WRITTEN EXERCISE:
Repeat the material in full. Keep every line exactly as it is.

Stored records:
[start]
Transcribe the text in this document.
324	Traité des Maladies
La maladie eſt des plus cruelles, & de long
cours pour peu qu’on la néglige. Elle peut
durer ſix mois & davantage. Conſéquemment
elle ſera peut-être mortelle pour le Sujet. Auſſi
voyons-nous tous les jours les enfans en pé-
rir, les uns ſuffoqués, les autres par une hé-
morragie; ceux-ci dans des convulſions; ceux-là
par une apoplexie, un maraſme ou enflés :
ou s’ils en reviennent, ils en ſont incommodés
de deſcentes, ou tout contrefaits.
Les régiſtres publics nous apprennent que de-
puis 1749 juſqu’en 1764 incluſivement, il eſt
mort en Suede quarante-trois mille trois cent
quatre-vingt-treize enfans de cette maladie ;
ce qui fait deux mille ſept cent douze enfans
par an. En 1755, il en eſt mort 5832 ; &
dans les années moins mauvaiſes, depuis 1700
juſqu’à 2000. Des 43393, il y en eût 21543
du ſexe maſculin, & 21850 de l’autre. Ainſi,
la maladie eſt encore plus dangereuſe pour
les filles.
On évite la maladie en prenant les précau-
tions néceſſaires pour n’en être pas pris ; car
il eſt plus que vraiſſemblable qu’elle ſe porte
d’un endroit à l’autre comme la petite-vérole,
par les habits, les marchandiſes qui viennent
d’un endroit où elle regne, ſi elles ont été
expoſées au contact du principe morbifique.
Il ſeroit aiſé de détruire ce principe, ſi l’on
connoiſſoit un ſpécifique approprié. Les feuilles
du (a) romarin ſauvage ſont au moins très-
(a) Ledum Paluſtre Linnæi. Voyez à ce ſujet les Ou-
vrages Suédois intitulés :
[end]
FINISHED EXERCISE:
Transcribe the text in this document.
324	Traité des Maladies
La maladie eſt des plus cruelles, & de long
cours pour peu qu’on la néglige. Elle peut
durer ſix mois & davantage. Conſéquemment
elle ſera peut-être mortelle pour le Sujet. Auſſi
voyons-nous tous les jours les enfans en pé-
rir, les uns ſuffoqués, les autres par une hé-
morragie; ceux-ci dans des convulſions; ceux-là
par une apoplexie, un maraſme ou enflés :
ou s’ils en reviennent, ils en ſont incommodés
de deſcentes, ou tout contrefaits.
Les régiſtres publics nous apprennent que de-
puis 1749 juſqu’en 1764 incluſivement, il eſt
mort en Suede quarante-trois mille trois cent
quatre-vingt-treize enfans de cette maladie ;
ce qui fait deux mille ſept cent douze enfans
par an. En 1755, il en eſt mort 5832 ; &
dans les années moins mauvaiſes, depuis 1700
juſqu’à 2000. Des 43393, il y en eût 21543
du ſexe maſculin, & 21850 de l’autre. Ainſi,
la maladie eſt encore plus dangereuſe pour
les filles.
On évite la maladie en prenant les précau-
tions néceſſaires pour n’en être pas pris ; car
il eſt plus que vraiſſemblable qu’elle ſe porte
d’un endroit à l’autre comme la petite-vérole,
par les habits, les marchandiſes qui viennent
d’un endroit où elle regne, ſi elles ont été
expoſées au contact du principe morbifique.
Il ſeroit aiſé de détruire ce principe, ſi l’on
connoiſſoit un ſpécifique approprié. Les feuilles
du (a) romarin ſauvage ſont au moins très-
(a) Ledum Paluſtre Linnæi. Voyez à ce ſujet les Ou-
vrages Suédois intitulés :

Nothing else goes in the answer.